Job: Could you edit the part of the entries that opens at their start and closes with the line containing "layer-item[interactable]: ▸ PZ Ombee", giving those lines again with "opacity" replaced by "transparency" and everything else unchanged?

Records shown:
========
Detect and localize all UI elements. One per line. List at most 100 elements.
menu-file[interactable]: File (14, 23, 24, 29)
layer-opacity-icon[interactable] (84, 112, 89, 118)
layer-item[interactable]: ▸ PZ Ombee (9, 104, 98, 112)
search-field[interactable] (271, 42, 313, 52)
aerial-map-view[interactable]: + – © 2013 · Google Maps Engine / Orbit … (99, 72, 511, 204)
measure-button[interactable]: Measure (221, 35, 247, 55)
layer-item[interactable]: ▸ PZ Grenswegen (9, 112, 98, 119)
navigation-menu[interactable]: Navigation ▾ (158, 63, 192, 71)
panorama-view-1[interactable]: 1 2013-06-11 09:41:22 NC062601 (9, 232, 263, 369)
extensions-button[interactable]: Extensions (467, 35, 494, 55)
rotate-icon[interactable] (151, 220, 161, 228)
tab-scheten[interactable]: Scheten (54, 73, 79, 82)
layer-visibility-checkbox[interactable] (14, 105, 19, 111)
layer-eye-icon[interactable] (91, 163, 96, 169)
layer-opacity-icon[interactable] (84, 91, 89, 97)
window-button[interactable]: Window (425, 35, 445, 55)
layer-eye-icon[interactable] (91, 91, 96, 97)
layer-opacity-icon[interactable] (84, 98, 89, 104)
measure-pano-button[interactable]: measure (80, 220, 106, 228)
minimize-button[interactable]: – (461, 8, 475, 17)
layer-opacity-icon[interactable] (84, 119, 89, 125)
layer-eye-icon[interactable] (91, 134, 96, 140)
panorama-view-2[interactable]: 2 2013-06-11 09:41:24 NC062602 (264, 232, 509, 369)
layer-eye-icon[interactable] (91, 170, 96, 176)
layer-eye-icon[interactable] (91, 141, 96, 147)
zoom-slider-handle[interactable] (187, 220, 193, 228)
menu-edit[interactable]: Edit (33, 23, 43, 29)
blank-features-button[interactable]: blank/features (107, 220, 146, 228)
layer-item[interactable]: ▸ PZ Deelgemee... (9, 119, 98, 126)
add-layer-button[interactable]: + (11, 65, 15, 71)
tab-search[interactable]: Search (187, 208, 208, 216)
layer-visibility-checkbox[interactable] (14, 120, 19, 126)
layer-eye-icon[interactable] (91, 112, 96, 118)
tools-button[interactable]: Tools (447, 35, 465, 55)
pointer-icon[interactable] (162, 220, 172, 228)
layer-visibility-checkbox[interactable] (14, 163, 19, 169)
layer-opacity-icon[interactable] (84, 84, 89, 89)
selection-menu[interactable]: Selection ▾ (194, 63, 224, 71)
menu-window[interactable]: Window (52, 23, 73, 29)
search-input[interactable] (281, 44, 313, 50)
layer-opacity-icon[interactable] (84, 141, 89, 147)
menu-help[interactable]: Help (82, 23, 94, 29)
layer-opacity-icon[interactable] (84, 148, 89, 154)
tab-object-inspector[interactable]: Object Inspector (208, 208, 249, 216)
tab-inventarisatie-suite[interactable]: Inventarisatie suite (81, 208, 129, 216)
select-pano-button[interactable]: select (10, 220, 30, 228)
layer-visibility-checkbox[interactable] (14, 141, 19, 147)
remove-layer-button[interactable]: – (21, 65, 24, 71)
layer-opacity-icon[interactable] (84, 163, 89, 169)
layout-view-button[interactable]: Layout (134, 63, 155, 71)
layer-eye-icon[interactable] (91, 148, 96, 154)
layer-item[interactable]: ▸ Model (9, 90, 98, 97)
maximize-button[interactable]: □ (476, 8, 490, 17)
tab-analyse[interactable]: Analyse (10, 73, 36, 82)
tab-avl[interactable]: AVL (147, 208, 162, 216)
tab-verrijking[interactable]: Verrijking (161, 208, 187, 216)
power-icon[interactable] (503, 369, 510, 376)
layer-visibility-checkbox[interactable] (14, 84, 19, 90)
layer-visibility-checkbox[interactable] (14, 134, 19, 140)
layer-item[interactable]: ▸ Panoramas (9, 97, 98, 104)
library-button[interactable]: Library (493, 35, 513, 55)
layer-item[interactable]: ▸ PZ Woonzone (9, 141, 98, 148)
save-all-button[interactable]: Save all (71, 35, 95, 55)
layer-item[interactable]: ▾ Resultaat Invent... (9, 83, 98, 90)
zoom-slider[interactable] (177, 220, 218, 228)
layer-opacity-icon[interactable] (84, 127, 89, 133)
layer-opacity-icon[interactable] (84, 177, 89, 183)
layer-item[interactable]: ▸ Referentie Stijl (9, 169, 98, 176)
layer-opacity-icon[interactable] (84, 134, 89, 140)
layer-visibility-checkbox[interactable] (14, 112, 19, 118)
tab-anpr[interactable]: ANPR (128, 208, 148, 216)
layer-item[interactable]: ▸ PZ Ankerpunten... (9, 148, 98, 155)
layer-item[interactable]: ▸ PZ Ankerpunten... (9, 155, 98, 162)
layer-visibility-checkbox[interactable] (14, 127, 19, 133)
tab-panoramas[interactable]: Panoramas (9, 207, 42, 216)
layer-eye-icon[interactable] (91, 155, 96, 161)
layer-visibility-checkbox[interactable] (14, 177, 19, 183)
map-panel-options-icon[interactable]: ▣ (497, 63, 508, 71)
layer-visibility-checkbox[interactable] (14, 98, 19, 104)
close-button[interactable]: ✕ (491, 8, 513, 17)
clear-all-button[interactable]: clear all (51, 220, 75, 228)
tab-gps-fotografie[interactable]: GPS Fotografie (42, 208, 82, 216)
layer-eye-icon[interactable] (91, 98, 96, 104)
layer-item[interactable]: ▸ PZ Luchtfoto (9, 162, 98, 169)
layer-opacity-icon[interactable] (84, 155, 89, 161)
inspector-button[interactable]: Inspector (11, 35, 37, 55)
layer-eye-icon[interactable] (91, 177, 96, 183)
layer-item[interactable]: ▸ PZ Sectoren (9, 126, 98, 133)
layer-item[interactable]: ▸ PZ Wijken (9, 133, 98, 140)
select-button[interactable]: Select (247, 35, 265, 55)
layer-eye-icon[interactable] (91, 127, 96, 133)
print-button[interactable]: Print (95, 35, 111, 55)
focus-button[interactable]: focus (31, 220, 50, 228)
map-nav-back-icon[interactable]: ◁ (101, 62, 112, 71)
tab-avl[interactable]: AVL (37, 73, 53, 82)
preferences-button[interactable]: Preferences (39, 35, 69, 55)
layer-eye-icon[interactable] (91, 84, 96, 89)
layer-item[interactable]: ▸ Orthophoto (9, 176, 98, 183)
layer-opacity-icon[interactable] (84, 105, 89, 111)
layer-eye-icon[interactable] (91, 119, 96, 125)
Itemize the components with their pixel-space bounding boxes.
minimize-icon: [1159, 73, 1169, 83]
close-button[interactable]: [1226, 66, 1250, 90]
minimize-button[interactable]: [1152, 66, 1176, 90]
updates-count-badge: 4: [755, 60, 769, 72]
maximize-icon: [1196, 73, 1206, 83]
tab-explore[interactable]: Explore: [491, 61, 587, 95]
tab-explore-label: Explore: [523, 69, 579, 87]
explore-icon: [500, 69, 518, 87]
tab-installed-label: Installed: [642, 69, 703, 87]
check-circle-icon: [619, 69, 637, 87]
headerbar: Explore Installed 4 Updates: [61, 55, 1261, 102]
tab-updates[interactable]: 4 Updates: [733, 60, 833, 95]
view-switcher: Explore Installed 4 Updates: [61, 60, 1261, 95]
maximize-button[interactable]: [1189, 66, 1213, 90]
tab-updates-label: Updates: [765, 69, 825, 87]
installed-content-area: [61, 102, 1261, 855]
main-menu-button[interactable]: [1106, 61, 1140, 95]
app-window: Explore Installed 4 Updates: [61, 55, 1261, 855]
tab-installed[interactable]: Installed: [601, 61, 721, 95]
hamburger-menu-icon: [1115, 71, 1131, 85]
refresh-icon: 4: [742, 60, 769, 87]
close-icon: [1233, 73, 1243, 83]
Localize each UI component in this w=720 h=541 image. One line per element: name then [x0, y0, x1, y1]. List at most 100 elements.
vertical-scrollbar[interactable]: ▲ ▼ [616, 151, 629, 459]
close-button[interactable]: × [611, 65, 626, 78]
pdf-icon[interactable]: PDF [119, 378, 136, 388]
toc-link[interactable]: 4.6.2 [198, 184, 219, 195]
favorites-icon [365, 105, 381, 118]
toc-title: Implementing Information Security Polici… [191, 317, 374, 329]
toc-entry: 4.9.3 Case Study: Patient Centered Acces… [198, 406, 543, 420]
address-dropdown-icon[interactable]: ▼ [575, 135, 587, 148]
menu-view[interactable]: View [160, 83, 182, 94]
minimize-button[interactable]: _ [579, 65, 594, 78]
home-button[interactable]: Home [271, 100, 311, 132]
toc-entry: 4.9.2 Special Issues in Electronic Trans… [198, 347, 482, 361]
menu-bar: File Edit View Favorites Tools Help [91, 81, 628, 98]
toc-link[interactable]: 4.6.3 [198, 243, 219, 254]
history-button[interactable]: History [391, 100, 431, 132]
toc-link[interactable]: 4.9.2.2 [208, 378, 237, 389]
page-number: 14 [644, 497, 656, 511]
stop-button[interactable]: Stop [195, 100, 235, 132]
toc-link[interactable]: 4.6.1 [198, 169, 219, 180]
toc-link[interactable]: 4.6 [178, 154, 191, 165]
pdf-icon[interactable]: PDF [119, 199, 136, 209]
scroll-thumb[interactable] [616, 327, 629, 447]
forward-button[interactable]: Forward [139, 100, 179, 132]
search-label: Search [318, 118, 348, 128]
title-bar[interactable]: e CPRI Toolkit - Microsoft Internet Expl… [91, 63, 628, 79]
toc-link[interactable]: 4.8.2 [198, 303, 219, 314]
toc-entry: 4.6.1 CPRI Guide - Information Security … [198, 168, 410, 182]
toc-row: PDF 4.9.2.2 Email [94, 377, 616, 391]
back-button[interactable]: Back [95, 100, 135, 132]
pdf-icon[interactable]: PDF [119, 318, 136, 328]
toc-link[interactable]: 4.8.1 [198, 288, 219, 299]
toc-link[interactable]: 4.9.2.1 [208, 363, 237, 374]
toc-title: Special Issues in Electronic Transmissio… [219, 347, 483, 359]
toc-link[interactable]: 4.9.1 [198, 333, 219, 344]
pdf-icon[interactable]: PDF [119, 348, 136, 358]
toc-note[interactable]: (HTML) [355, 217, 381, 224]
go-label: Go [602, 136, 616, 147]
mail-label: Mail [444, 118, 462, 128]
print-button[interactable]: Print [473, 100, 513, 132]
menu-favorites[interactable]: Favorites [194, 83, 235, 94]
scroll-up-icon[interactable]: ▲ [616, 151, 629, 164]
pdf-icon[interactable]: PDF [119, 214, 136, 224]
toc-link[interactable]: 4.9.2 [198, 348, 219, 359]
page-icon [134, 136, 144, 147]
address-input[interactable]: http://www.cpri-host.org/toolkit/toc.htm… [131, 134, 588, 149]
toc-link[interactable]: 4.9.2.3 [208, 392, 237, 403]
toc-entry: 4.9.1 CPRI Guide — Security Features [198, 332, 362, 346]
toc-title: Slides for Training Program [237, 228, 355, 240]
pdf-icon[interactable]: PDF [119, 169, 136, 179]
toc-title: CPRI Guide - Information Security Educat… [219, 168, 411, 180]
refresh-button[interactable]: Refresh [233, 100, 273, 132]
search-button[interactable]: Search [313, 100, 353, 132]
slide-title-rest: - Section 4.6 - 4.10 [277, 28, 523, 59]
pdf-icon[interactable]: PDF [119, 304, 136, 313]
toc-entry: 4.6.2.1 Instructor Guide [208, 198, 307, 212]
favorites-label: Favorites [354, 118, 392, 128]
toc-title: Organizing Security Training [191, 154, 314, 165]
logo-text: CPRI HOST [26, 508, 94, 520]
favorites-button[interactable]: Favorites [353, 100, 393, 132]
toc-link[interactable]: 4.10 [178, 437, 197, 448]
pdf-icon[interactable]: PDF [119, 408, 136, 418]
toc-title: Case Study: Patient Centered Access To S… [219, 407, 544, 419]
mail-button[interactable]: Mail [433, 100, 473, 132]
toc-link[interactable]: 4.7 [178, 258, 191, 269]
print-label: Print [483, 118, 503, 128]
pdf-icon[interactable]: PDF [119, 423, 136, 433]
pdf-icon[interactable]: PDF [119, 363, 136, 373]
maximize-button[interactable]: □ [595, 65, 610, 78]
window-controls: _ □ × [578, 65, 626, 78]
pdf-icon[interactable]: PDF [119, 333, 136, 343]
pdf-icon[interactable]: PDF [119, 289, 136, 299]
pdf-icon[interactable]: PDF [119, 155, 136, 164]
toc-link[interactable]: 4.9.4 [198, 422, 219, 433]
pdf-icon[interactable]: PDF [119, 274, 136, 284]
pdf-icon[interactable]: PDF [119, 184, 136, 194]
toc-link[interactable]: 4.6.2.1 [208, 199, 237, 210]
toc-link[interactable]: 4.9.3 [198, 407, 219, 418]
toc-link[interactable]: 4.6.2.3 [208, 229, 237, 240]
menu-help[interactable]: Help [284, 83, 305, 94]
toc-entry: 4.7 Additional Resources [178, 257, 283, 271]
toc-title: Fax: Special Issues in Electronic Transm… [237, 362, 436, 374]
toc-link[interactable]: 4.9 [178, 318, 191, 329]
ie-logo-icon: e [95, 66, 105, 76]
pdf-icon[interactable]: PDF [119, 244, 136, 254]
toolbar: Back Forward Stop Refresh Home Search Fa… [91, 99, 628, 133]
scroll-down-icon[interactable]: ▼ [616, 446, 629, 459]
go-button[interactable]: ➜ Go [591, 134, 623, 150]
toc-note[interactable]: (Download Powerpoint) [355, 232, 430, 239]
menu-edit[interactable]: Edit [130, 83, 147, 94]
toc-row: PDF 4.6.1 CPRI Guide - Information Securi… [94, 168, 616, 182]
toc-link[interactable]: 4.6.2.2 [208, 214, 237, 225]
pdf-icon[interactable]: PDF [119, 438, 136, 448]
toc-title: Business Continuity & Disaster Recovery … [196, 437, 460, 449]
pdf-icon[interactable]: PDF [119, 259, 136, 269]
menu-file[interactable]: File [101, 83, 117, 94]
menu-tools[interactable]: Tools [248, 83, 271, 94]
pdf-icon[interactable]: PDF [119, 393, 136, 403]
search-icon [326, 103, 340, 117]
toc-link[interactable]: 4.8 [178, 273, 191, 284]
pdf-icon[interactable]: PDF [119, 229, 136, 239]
========
Exercise solution:
Detect and localize all UI elements. One per line. List at most 100 elements.
menu-file[interactable]: File (14, 23, 24, 29)
layer-transparency-icon[interactable] (84, 112, 89, 118)
layer-item[interactable]: ▸ PZ Ombee (9, 104, 98, 112)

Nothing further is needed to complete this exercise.